▶ What to do
Leave out the pictures and restate the rest of the data exactly.

▶ Supplied records
=-=-=
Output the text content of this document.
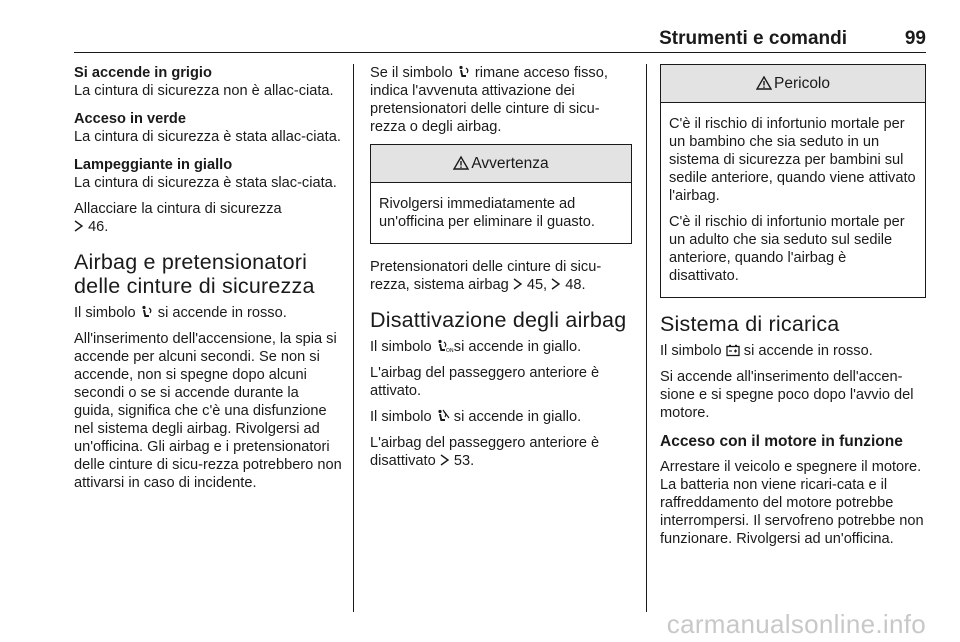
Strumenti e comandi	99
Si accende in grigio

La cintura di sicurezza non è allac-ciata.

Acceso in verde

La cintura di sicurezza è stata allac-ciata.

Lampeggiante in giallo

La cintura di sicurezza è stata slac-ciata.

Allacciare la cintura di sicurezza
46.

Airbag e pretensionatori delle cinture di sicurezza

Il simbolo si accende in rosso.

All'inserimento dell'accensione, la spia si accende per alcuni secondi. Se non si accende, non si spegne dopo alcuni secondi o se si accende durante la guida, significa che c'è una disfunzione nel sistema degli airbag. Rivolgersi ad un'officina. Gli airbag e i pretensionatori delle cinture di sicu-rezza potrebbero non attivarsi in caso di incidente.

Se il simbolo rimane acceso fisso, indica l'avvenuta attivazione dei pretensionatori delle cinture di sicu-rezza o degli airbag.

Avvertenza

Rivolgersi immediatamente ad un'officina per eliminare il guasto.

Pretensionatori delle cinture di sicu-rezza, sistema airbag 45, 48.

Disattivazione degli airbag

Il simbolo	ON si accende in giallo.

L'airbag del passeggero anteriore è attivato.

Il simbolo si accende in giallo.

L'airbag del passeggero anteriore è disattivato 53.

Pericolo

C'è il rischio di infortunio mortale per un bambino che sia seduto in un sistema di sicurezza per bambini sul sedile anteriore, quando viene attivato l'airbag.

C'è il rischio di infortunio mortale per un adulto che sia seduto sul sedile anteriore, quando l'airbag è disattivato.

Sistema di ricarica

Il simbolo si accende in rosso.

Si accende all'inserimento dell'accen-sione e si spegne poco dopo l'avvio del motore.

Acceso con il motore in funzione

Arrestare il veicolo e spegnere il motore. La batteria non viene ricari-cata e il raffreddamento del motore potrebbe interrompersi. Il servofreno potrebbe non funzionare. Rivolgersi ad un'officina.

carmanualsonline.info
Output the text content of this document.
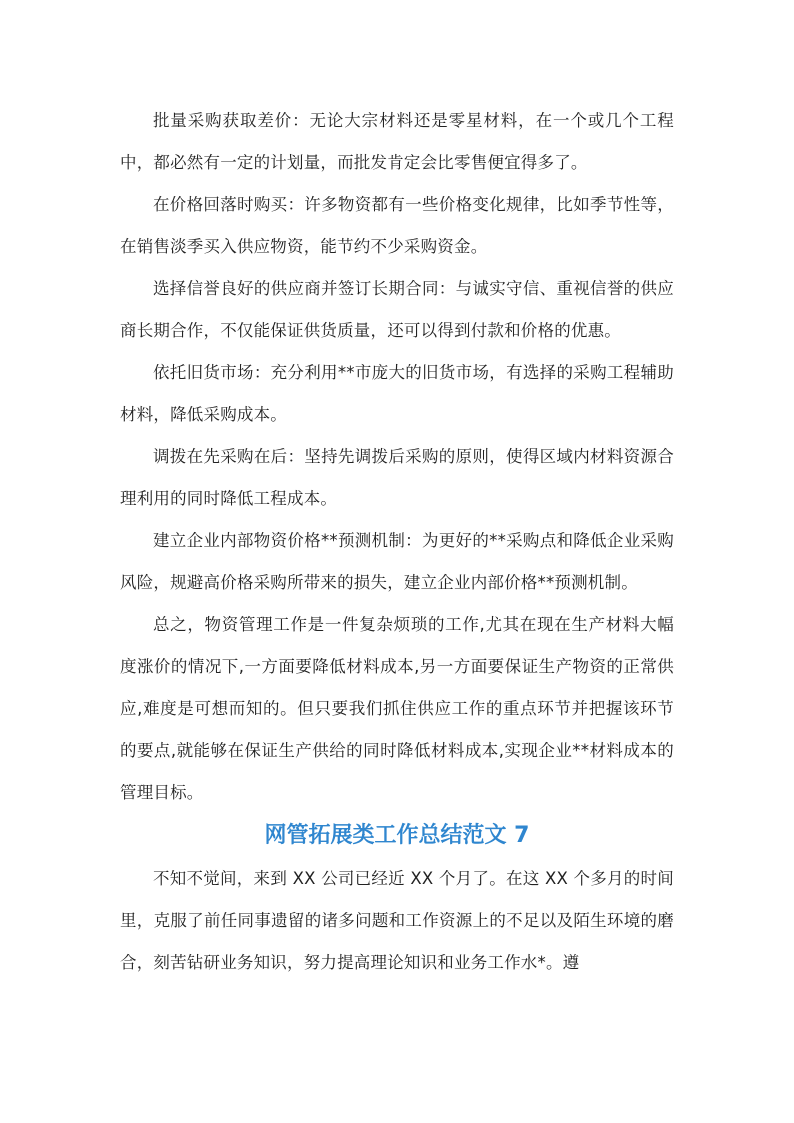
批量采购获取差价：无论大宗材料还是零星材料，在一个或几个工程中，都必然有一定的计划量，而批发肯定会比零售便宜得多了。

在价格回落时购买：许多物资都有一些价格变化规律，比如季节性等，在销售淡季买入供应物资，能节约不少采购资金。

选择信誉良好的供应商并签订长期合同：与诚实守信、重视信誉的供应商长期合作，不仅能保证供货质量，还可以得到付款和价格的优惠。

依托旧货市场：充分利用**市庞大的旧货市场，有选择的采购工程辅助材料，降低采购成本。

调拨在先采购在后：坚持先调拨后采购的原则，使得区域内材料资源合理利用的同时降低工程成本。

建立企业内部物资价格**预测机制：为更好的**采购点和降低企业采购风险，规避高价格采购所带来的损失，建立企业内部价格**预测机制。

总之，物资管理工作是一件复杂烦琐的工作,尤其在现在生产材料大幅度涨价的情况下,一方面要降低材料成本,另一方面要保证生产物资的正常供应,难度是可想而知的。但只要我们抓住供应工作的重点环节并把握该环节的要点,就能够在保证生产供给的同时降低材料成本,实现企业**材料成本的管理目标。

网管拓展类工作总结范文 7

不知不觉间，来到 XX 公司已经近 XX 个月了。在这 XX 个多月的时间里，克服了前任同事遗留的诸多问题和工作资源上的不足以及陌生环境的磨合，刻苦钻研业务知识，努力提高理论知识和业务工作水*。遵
=-=-=
▶ Solution to the exercise
Output the text content of this document.
Strumenti e comandi	99
Si accende in grigio

La cintura di sicurezza non è allac-ciata.

Acceso in verde

La cintura di sicurezza è stata allac-ciata.

Lampeggiante in giallo

La cintura di sicurezza è stata slac-ciata.

Allacciare la cintura di sicurezza
46.

Airbag e pretensionatori delle cinture di sicurezza

Il simbolo si accende in rosso.

All'inserimento dell'accensione, la spia si accende per alcuni secondi. Se non si accende, non si spegne dopo alcuni secondi o se si accende durante la guida, significa che c'è una disfunzione nel sistema degli airbag. Rivolgersi ad un'officina. Gli airbag e i pretensionatori delle cinture di sicu-rezza potrebbero non attivarsi in caso di incidente.

Se il simbolo rimane acceso fisso, indica l'avvenuta attivazione dei pretensionatori delle cinture di sicu-rezza o degli airbag.

Avvertenza

Rivolgersi immediatamente ad un'officina per eliminare il guasto.

Pretensionatori delle cinture di sicu-rezza, sistema airbag 45, 48.

Disattivazione degli airbag

Il simbolo	ON si accende in giallo.

L'airbag del passeggero anteriore è attivato.

Il simbolo si accende in giallo.

L'airbag del passeggero anteriore è disattivato 53.

Pericolo

C'è il rischio di infortunio mortale per un bambino che sia seduto in un sistema di sicurezza per bambini sul sedile anteriore, quando viene attivato l'airbag.

C'è il rischio di infortunio mortale per un adulto che sia seduto sul sedile anteriore, quando l'airbag è disattivato.

Sistema di ricarica

Il simbolo si accende in rosso.

Si accende all'inserimento dell'accen-sione e si spegne poco dopo l'avvio del motore.

Acceso con il motore in funzione

Arrestare il veicolo e spegnere il motore. La batteria non viene ricari-cata e il raffreddamento del motore potrebbe interrompersi. Il servofreno potrebbe non funzionare. Rivolgersi ad un'officina.

carmanualsonline.info
Output the text content of this document.
批量采购获取差价：无论大宗材料还是零星材料，在一个或几个工程中，都必然有一定的计划量，而批发肯定会比零售便宜得多了。

在价格回落时购买：许多物资都有一些价格变化规律，比如季节性等，在销售淡季买入供应物资，能节约不少采购资金。

选择信誉良好的供应商并签订长期合同：与诚实守信、重视信誉的供应商长期合作，不仅能保证供货质量，还可以得到付款和价格的优惠。

依托旧货市场：充分利用**市庞大的旧货市场，有选择的采购工程辅助材料，降低采购成本。

调拨在先采购在后：坚持先调拨后采购的原则，使得区域内材料资源合理利用的同时降低工程成本。

建立企业内部物资价格**预测机制：为更好的**采购点和降低企业采购风险，规避高价格采购所带来的损失，建立企业内部价格**预测机制。

总之，物资管理工作是一件复杂烦琐的工作,尤其在现在生产材料大幅度涨价的情况下,一方面要降低材料成本,另一方面要保证生产物资的正常供应,难度是可想而知的。但只要我们抓住供应工作的重点环节并把握该环节的要点,就能够在保证生产供给的同时降低材料成本,实现企业**材料成本的管理目标。

网管拓展类工作总结范文 7

不知不觉间，来到 XX 公司已经近 XX 个月了。在这 XX 个多月的时间里，克服了前任同事遗留的诸多问题和工作资源上的不足以及陌生环境的磨合，刻苦钻研业务知识，努力提高理论知识和业务工作水*。遵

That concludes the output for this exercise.